→ **Problem requirements**
Repeat the rows below word for word, from the first one up to and including the line that contains "html-text:Retail trade: Retail".

-- START --

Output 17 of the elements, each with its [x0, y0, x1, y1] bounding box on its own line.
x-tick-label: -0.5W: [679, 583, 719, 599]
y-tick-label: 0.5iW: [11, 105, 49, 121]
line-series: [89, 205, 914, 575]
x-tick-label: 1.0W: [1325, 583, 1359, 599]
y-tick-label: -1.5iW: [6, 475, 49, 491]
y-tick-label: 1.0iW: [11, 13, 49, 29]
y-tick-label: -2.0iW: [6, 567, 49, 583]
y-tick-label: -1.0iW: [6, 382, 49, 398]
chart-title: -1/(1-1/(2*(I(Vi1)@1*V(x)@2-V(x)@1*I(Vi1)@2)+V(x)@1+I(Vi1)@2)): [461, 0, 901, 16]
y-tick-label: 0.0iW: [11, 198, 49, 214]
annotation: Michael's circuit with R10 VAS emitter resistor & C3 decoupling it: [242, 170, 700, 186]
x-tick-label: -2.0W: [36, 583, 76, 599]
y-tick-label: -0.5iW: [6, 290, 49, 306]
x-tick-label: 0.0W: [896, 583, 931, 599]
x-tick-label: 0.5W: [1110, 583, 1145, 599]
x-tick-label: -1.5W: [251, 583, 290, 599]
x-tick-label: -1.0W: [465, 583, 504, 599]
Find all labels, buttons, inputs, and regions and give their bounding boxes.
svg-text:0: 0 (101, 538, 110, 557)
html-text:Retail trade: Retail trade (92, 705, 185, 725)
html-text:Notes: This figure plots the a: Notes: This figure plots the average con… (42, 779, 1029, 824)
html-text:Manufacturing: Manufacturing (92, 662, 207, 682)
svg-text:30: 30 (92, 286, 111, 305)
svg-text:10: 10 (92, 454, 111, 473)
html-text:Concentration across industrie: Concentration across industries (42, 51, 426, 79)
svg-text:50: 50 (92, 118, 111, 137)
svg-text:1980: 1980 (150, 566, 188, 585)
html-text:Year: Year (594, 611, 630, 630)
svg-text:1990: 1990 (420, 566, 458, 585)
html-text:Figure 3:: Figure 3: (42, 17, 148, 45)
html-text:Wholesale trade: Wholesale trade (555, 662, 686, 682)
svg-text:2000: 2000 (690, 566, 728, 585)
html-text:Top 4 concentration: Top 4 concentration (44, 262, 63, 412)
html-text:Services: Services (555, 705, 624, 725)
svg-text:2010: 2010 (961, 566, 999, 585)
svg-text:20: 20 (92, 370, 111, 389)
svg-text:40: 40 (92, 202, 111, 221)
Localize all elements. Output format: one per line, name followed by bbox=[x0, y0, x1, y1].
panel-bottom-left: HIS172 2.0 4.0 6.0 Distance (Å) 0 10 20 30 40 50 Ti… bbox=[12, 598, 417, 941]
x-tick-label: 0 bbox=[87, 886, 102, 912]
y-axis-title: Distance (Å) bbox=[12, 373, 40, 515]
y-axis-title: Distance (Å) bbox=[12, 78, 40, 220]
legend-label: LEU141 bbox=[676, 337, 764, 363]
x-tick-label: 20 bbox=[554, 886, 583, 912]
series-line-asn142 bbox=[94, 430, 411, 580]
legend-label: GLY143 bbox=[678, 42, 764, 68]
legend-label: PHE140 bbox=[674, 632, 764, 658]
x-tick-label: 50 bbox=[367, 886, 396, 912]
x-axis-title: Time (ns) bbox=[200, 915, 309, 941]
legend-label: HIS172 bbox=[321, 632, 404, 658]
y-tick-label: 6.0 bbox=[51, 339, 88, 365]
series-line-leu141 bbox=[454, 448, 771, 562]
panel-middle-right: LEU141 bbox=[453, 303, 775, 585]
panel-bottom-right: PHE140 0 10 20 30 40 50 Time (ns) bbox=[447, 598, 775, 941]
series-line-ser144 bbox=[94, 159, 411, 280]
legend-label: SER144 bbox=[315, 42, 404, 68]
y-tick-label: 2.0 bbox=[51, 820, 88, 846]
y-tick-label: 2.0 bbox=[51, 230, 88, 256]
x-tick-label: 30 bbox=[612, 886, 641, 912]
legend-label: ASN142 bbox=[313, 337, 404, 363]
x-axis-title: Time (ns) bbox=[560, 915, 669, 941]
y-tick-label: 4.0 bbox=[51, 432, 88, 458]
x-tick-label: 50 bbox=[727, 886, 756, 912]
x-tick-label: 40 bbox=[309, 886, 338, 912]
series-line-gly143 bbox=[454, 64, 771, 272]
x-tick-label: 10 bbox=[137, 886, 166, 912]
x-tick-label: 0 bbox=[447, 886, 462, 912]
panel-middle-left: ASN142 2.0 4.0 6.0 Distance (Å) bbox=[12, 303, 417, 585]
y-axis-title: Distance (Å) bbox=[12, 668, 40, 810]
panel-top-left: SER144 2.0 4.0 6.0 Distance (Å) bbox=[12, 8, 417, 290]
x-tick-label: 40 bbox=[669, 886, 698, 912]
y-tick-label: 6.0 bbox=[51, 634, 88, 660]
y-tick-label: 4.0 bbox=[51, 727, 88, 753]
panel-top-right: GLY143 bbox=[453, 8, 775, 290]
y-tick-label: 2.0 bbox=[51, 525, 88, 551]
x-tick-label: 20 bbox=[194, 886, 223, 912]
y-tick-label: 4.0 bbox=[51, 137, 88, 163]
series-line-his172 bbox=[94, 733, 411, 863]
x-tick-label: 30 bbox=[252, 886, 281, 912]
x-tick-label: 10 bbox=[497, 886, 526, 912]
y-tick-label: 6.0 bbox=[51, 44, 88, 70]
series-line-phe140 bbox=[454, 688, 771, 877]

-- END --

→ **Completed task**
Output 17 of the elements, each with its [x0, y0, x1, y1] bounding box on its own line.
x-tick-label: -0.5W: [679, 583, 719, 599]
y-tick-label: 0.5iW: [11, 105, 49, 121]
line-series: [89, 205, 914, 575]
x-tick-label: 1.0W: [1325, 583, 1359, 599]
y-tick-label: -1.5iW: [6, 475, 49, 491]
y-tick-label: 1.0iW: [11, 13, 49, 29]
y-tick-label: -2.0iW: [6, 567, 49, 583]
y-tick-label: -1.0iW: [6, 382, 49, 398]
chart-title: -1/(1-1/(2*(I(Vi1)@1*V(x)@2-V(x)@1*I(Vi1)@2)+V(x)@1+I(Vi1)@2)): [461, 0, 901, 16]
y-tick-label: 0.0iW: [11, 198, 49, 214]
annotation: Michael's circuit with R10 VAS emitter resistor & C3 decoupling it: [242, 170, 700, 186]
x-tick-label: -2.0W: [36, 583, 76, 599]
y-tick-label: -0.5iW: [6, 290, 49, 306]
x-tick-label: 0.0W: [896, 583, 931, 599]
x-tick-label: 0.5W: [1110, 583, 1145, 599]
x-tick-label: -1.5W: [251, 583, 290, 599]
x-tick-label: -1.0W: [465, 583, 504, 599]
Find all labels, buttons, inputs, and regions and give their bounding boxes.
svg-text:0: 0 (101, 538, 110, 557)
html-text:Retail trade: Retail trade (92, 705, 185, 725)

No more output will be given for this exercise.